Material shown:
────────

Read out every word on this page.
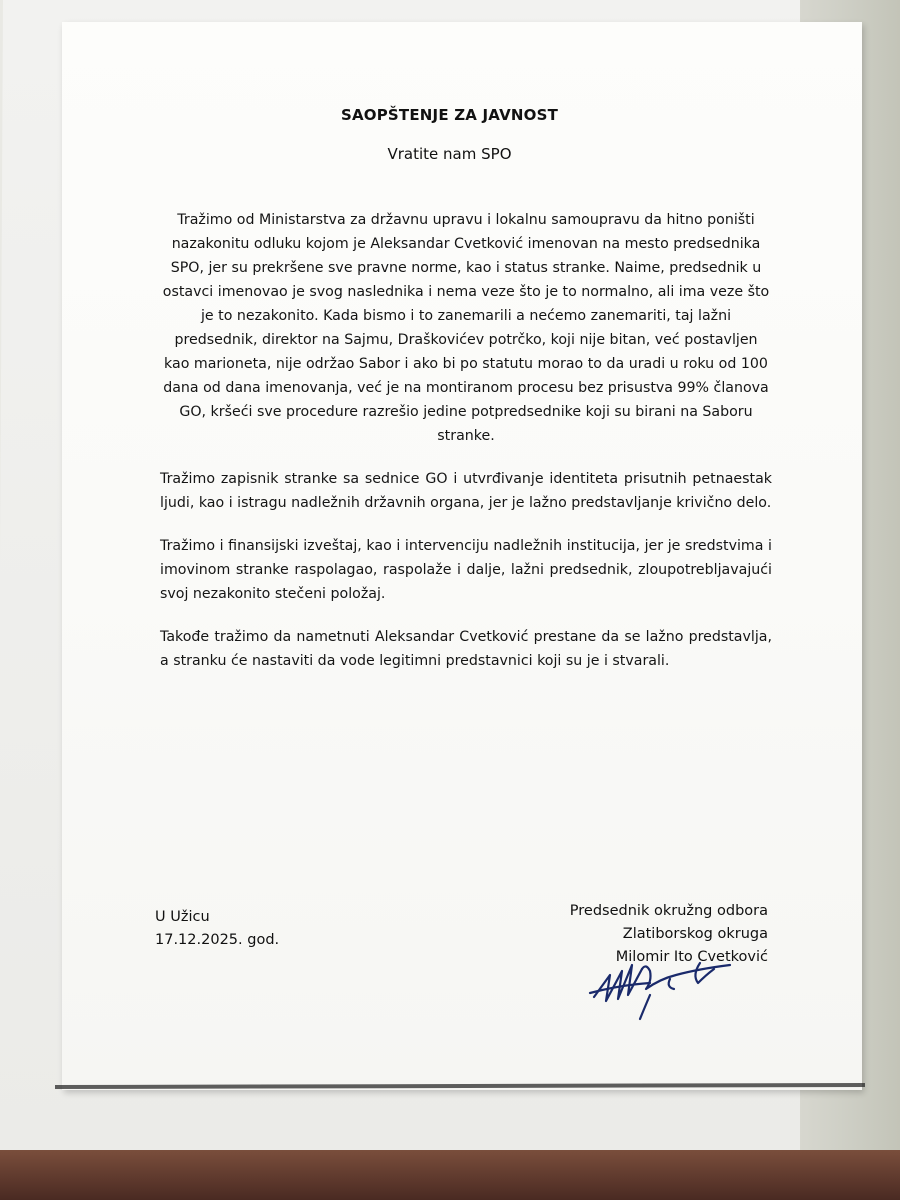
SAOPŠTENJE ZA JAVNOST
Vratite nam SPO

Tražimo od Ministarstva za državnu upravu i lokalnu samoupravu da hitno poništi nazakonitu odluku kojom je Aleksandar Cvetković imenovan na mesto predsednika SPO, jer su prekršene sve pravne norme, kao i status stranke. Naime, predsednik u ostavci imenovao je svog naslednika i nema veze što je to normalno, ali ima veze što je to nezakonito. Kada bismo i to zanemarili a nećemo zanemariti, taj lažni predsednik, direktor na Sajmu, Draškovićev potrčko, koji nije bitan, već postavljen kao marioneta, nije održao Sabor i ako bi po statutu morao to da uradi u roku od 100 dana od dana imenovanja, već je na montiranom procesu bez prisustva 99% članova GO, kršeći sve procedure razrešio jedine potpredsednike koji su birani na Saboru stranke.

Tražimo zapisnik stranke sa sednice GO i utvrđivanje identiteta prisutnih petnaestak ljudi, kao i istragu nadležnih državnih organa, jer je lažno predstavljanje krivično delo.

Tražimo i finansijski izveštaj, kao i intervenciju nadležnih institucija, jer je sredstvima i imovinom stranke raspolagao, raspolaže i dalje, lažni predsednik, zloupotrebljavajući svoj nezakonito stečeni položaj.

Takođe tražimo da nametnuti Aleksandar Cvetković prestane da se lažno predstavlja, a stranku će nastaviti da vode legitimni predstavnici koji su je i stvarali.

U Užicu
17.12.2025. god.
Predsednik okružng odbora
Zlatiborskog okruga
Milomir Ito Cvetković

────────

Objective:
Read through the lines above and collect those that contain the string "nadležnih".

Exercise solution:
Tražimo zapisnik stranke sa sednice GO i utvrđivanje identiteta prisutnih petnaestak ljudi, kao i istragu nadležnih državnih organa, jer je lažno predstavljanje krivično delo.
Tražimo i finansijski izveštaj, kao i intervenciju nadležnih institucija, jer je sredstvima i imovinom stranke raspolagao, raspolaže i dalje, lažni predsednik, zloupotrebljavajući svoj nezakonito stečeni položaj.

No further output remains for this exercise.